Records from a collection of figures ->
⁂

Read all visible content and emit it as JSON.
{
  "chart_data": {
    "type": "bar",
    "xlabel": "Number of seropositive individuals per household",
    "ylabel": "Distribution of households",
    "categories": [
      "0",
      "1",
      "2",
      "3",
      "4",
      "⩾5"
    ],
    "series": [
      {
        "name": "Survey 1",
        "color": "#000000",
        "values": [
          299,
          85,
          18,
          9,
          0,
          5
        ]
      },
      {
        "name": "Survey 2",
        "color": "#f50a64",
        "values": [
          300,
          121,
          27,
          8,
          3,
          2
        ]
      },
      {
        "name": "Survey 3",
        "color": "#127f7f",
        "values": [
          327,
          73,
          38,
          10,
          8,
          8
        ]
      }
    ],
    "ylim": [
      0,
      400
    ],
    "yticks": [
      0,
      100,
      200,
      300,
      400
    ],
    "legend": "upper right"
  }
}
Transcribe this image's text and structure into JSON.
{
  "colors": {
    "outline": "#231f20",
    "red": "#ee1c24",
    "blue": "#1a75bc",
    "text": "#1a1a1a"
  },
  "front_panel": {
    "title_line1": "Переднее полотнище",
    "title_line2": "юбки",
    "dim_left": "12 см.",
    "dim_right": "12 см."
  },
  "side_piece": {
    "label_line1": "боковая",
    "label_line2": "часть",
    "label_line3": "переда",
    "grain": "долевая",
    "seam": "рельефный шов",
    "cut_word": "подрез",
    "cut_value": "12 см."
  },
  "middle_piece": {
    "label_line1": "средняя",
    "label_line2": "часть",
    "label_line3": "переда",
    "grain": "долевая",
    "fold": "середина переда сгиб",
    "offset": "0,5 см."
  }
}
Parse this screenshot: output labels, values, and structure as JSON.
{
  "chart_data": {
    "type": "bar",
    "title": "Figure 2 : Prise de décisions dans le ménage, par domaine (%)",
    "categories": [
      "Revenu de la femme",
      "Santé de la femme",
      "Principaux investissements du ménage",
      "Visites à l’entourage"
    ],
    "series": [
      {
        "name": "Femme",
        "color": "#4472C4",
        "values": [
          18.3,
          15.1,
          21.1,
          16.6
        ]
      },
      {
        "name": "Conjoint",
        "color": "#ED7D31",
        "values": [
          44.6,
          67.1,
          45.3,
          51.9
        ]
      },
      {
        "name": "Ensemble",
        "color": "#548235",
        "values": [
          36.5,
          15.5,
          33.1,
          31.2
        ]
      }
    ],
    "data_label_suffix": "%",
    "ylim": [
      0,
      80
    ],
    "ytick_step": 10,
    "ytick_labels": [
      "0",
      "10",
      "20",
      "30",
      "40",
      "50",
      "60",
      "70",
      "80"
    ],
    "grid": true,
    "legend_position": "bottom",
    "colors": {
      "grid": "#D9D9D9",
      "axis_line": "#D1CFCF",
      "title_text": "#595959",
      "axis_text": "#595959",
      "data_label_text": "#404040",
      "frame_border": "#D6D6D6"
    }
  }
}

⁂

All of the material must be reproduced exactly.

Read all visible content and emit it as JSON.
{
  "chart_data": {
    "type": "bar",
    "xlabel": "Number of seropositive individuals per household",
    "ylabel": "Distribution of households",
    "categories": [
      "0",
      "1",
      "2",
      "3",
      "4",
      "⩾5"
    ],
    "series": [
      {
        "name": "Survey 1",
        "color": "#000000",
        "values": [
          299,
          85,
          18,
          9,
          0,
          5
        ]
      },
      {
        "name": "Survey 2",
        "color": "#f50a64",
        "values": [
          300,
          121,
          27,
          8,
          3,
          2
        ]
      },
      {
        "name": "Survey 3",
        "color": "#127f7f",
        "values": [
          327,
          73,
          38,
          10,
          8,
          8
        ]
      }
    ],
    "ylim": [
      0,
      400
    ],
    "yticks": [
      0,
      100,
      200,
      300,
      400
    ],
    "legend": "upper right"
  }
}
Transcribe this image's text and structure into JSON.
{
  "colors": {
    "outline": "#231f20",
    "red": "#ee1c24",
    "blue": "#1a75bc",
    "text": "#1a1a1a"
  },
  "front_panel": {
    "title_line1": "Переднее полотнище",
    "title_line2": "юбки",
    "dim_left": "12 см.",
    "dim_right": "12 см."
  },
  "side_piece": {
    "label_line1": "боковая",
    "label_line2": "часть",
    "label_line3": "переда",
    "grain": "долевая",
    "seam": "рельефный шов",
    "cut_word": "подрез",
    "cut_value": "12 см."
  },
  "middle_piece": {
    "label_line1": "средняя",
    "label_line2": "часть",
    "label_line3": "переда",
    "grain": "долевая",
    "fold": "середина переда сгиб",
    "offset": "0,5 см."
  }
}
Parse this screenshot: output labels, values, and structure as JSON.
{
  "chart_data": {
    "type": "bar",
    "title": "Figure 2 : Prise de décisions dans le ménage, par domaine (%)",
    "categories": [
      "Revenu de la femme",
      "Santé de la femme",
      "Principaux investissements du ménage",
      "Visites à l’entourage"
    ],
    "series": [
      {
        "name": "Femme",
        "color": "#4472C4",
        "values": [
          18.3,
          15.1,
          21.1,
          16.6
        ]
      },
      {
        "name": "Conjoint",
        "color": "#ED7D31",
        "values": [
          44.6,
          67.1,
          45.3,
          51.9
        ]
      },
      {
        "name": "Ensemble",
        "color": "#548235",
        "values": [
          36.5,
          15.5,
          33.1,
          31.2
        ]
      }
    ],
    "data_label_suffix": "%",
    "ylim": [
      0,
      80
    ],
    "ytick_step": 10,
    "ytick_labels": [
      "0",
      "10",
      "20",
      "30",
      "40",
      "50",
      "60",
      "70",
      "80"
    ],
    "grid": true,
    "legend_position": "bottom",
    "colors": {
      "grid": "#D9D9D9",
      "axis_line": "#D1CFCF",
      "title_text": "#595959",
      "axis_text": "#595959",
      "data_label_text": "#404040",
      "frame_border": "#D6D6D6"
    }
  }
}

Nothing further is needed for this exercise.